Data entries

·····

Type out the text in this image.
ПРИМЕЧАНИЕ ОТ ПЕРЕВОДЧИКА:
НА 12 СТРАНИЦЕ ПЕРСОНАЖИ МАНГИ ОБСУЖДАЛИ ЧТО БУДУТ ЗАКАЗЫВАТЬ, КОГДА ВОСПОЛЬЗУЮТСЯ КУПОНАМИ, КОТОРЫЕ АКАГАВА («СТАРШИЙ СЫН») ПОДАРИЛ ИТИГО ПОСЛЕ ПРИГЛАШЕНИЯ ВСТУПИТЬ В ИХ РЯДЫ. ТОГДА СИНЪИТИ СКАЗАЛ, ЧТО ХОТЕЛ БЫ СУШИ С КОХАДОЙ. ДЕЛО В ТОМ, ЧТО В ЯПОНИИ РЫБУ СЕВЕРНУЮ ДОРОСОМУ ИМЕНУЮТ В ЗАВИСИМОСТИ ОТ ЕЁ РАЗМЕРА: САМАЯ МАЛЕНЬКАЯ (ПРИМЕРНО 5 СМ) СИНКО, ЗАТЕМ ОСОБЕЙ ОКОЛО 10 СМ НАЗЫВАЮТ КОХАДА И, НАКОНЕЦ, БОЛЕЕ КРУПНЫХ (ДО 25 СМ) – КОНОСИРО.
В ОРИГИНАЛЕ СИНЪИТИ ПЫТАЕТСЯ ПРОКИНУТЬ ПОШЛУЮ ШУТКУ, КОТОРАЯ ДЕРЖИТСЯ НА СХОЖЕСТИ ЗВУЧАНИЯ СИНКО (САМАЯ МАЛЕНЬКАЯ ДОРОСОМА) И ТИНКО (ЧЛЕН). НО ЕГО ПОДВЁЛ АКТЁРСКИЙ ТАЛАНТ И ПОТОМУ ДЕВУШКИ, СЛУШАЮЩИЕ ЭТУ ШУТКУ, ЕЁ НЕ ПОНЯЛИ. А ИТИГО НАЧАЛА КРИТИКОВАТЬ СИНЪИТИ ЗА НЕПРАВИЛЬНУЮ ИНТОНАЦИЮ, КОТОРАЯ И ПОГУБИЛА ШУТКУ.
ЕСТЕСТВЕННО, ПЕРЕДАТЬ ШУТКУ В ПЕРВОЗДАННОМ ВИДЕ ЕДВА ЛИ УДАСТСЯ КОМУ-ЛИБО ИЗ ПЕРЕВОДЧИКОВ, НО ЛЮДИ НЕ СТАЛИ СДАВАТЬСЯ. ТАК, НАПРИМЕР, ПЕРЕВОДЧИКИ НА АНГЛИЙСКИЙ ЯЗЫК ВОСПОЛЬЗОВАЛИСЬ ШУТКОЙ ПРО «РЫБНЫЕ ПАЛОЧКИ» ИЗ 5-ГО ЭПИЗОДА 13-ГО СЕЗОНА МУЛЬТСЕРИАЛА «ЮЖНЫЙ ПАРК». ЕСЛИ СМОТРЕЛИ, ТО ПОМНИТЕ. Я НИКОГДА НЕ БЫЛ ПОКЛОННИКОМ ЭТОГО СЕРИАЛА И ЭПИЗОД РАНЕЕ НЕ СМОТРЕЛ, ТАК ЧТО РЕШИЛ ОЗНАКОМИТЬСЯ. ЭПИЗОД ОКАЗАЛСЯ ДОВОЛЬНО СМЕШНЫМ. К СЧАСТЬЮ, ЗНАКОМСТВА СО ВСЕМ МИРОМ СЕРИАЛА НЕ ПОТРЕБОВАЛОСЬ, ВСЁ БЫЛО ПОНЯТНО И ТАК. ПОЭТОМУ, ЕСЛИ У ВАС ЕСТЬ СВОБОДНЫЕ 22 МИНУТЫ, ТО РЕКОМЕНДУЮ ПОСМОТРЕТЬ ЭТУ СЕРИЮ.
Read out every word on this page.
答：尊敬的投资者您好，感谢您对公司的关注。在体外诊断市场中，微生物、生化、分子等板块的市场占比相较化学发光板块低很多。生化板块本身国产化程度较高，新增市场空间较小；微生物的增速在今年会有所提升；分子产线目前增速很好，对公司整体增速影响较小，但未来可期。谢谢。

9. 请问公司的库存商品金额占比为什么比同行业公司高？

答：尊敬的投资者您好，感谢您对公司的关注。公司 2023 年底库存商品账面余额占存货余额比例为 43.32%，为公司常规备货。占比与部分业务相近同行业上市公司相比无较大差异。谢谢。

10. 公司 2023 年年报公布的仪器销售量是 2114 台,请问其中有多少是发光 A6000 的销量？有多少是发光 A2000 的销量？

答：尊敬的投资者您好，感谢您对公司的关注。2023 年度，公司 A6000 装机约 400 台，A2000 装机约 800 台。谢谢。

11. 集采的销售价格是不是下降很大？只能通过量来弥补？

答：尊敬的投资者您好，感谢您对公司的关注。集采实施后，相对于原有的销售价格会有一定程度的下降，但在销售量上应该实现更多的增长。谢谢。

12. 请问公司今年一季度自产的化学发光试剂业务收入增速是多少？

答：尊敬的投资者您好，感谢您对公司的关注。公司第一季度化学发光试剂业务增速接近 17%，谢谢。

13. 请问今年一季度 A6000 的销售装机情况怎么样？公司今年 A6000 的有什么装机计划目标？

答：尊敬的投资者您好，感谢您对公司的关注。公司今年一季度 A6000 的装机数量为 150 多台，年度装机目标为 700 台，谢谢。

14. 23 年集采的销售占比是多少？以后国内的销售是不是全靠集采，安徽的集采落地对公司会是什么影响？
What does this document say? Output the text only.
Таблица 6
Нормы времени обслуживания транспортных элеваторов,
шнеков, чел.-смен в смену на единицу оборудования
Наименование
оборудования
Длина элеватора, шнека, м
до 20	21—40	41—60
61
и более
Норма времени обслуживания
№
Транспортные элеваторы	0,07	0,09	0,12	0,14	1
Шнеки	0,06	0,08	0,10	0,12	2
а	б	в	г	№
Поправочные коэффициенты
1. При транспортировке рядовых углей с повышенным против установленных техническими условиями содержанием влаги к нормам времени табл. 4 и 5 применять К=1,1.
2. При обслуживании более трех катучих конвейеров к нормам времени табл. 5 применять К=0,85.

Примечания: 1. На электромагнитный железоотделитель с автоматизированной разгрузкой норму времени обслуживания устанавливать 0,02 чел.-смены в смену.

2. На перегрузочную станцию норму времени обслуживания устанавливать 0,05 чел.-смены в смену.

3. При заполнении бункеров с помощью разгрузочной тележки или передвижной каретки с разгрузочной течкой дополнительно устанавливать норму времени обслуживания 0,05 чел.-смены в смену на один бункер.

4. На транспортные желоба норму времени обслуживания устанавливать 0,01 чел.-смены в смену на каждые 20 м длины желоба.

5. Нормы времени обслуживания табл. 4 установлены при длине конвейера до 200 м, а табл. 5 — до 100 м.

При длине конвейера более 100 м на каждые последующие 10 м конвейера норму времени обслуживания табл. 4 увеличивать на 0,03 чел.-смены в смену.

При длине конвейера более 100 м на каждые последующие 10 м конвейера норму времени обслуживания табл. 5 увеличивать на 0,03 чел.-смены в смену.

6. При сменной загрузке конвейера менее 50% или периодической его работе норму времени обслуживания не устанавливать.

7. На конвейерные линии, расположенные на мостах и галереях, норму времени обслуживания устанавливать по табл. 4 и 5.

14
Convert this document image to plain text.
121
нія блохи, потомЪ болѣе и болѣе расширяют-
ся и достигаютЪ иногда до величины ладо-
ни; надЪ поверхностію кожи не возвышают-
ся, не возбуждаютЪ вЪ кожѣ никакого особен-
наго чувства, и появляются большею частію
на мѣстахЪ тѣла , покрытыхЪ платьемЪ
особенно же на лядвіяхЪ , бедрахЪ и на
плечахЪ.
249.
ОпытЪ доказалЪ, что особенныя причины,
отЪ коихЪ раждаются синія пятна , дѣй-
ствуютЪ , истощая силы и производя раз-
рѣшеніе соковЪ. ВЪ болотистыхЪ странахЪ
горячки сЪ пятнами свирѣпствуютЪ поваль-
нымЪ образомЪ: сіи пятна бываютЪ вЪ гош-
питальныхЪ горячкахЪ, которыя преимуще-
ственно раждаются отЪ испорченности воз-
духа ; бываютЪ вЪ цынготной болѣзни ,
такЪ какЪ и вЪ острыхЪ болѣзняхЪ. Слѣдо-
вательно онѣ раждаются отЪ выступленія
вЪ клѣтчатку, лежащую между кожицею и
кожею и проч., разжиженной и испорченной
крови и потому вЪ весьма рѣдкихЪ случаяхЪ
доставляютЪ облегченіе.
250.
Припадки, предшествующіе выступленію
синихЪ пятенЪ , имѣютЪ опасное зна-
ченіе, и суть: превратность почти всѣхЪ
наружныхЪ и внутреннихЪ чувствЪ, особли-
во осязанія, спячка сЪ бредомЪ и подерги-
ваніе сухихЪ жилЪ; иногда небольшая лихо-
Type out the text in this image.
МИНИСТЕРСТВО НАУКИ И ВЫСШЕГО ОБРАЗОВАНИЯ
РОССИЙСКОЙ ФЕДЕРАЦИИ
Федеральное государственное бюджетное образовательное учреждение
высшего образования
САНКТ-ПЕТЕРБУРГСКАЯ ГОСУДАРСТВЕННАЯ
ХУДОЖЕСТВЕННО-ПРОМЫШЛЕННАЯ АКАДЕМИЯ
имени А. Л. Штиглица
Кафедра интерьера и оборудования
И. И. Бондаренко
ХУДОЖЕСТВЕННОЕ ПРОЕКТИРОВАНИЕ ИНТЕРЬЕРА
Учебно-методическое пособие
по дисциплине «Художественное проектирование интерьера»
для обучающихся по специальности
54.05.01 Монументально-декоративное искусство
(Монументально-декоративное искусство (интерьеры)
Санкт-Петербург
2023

·····

Problem: List each line of the records that holds the string "document".

Correct result:
What does this document say? Output the text only.
Convert this document image to plain text.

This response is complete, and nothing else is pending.